[BEGIN Exercise material]
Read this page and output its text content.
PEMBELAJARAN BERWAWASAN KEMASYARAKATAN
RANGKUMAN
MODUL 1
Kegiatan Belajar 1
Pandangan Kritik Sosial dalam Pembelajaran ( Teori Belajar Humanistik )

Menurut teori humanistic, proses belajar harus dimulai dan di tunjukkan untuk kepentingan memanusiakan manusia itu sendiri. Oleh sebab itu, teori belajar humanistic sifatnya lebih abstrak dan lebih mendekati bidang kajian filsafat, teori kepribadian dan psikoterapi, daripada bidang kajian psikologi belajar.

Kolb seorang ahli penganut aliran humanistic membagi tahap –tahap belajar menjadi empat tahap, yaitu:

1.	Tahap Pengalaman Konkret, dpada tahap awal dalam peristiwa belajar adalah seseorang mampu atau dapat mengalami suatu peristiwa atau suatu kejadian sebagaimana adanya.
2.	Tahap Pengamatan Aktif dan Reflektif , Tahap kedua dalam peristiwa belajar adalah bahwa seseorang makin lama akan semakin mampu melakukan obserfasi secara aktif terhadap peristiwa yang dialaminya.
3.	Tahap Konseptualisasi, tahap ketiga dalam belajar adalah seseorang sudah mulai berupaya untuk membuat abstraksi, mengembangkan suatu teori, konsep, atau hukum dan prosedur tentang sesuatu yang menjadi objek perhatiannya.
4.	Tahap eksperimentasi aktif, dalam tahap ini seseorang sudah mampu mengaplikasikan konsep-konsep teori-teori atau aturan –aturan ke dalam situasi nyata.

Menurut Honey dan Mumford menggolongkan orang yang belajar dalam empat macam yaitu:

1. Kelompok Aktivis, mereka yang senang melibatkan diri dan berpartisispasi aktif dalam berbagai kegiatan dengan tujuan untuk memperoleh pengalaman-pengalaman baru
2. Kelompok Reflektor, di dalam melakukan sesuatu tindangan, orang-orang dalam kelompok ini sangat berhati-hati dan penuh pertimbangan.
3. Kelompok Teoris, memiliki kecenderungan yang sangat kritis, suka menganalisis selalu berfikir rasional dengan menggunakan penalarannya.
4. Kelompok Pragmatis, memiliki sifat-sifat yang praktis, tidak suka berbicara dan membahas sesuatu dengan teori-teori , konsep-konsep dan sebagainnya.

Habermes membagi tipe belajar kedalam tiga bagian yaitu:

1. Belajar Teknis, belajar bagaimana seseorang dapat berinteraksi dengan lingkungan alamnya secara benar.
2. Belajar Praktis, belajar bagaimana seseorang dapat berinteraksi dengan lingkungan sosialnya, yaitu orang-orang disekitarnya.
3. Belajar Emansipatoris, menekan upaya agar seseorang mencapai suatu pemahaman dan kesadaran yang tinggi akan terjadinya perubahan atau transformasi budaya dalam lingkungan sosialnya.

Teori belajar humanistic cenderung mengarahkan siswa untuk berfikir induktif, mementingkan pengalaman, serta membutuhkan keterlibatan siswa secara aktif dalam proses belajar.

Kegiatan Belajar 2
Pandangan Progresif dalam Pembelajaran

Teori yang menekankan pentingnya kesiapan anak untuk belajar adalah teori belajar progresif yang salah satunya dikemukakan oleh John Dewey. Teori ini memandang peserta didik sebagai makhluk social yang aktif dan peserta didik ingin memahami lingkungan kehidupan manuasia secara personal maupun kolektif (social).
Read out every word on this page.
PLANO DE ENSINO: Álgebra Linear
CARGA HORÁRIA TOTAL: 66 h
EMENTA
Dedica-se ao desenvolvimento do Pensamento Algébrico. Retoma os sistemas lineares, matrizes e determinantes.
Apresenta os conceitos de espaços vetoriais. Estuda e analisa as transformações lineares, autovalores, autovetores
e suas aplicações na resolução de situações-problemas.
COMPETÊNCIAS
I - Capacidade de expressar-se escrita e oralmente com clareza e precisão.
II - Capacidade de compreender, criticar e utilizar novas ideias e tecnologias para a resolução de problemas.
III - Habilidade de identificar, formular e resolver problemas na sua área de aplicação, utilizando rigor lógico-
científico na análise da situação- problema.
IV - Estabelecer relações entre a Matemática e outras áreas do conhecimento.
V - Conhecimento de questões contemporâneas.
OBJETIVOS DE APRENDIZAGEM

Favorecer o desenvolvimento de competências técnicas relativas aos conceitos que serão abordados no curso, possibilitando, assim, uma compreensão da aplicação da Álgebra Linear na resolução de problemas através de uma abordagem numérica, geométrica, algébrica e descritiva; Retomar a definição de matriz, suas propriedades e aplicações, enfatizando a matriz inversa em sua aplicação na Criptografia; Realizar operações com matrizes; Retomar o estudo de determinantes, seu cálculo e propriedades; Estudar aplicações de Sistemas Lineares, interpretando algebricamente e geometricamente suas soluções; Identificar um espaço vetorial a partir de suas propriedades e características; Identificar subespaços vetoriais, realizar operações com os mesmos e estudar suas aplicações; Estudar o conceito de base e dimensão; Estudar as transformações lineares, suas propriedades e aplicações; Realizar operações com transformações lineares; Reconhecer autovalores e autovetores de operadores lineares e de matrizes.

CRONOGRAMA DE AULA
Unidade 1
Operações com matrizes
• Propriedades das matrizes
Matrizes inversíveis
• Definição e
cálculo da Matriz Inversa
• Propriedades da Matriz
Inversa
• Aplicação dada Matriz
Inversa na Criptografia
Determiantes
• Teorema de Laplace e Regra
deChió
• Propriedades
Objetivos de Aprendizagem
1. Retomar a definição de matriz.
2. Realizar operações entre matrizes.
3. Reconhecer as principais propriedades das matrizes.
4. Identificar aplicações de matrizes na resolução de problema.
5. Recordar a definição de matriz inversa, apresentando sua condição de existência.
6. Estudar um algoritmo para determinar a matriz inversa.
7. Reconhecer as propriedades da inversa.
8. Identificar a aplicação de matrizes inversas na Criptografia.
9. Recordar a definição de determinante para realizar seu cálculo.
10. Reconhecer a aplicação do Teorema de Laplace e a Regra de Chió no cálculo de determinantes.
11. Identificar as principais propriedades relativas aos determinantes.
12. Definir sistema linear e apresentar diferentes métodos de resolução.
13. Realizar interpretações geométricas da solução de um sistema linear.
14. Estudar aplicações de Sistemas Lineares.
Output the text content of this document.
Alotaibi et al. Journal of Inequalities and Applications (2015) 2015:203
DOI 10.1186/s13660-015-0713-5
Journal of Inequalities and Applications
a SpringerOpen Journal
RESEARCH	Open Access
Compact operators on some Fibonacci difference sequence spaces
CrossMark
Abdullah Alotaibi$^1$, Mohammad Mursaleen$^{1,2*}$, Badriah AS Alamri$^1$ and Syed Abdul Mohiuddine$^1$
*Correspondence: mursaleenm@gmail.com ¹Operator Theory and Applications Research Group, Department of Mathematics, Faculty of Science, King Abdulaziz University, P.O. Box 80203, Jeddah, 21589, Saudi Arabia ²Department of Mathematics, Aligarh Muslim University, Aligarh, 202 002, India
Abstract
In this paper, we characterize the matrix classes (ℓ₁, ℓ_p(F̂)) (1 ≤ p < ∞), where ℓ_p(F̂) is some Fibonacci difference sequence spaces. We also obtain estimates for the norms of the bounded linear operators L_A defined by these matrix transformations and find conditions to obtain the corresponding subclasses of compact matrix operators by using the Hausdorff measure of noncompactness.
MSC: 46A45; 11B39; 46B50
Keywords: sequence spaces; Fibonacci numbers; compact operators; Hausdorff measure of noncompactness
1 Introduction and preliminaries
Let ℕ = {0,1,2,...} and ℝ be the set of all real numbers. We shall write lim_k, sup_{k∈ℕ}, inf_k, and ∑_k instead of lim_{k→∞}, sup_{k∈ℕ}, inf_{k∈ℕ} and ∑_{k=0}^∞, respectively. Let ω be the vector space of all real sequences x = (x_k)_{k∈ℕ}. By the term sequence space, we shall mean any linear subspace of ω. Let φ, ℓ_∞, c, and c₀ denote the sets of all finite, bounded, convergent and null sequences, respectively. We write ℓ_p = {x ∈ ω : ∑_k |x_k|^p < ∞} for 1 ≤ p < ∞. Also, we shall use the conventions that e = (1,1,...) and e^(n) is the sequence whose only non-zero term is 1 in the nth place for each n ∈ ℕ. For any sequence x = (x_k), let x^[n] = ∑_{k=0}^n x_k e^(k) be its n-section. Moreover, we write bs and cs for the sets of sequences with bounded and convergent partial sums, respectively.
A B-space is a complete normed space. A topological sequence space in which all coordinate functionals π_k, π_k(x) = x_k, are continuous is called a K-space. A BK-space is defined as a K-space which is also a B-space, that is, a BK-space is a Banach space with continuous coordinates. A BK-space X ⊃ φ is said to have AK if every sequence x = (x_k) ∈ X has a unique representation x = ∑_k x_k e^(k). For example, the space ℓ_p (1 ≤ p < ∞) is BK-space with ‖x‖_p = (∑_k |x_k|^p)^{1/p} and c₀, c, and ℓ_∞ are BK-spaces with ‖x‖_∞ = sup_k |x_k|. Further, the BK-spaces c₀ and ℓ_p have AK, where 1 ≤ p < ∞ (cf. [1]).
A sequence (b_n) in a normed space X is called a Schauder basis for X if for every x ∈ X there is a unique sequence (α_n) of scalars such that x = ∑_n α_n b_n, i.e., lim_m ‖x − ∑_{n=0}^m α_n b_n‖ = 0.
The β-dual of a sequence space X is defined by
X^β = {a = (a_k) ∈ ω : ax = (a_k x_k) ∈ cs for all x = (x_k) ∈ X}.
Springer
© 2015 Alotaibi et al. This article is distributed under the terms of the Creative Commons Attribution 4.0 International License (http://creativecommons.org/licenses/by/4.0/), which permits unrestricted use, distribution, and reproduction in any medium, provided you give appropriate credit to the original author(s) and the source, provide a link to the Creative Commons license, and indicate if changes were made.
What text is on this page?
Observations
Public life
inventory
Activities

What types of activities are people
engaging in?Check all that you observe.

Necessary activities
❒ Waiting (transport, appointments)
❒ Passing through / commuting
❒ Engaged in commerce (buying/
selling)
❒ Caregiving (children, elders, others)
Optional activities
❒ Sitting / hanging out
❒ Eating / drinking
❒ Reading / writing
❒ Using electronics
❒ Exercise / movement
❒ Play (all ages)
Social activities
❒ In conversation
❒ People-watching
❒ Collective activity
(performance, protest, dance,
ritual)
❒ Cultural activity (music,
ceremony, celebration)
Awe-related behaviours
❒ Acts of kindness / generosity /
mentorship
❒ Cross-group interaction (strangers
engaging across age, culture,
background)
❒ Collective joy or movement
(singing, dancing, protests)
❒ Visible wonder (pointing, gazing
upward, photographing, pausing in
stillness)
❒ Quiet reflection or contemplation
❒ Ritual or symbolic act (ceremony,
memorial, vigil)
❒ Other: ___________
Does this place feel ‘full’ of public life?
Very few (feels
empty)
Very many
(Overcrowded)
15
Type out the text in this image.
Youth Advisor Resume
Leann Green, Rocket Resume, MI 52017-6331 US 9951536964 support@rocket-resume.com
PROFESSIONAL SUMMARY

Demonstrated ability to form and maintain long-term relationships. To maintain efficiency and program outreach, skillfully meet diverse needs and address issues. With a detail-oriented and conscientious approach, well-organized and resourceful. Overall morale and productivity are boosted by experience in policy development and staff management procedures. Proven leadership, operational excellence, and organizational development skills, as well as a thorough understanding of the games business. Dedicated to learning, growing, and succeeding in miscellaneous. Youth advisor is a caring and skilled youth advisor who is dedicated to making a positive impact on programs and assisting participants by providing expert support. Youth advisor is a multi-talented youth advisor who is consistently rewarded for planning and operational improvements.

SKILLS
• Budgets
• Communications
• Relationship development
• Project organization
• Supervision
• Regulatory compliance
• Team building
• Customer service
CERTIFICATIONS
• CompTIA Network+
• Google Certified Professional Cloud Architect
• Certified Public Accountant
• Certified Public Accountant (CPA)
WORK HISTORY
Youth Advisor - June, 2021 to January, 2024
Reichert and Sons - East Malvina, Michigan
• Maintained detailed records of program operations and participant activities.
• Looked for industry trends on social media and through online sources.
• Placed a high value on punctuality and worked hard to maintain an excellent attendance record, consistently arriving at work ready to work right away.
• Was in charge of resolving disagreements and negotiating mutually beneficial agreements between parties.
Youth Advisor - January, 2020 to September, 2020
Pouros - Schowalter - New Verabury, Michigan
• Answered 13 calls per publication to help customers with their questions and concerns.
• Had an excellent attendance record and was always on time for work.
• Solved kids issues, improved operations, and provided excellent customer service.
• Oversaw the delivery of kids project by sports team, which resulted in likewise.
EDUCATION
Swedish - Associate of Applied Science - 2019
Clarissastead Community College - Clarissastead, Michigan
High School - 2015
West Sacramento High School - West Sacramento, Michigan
[END Exercise material]
◆ **Problem description**
Note how many lines in the listing above hold the string "Accountant", then give only that figure.

◆ **Written reply**
2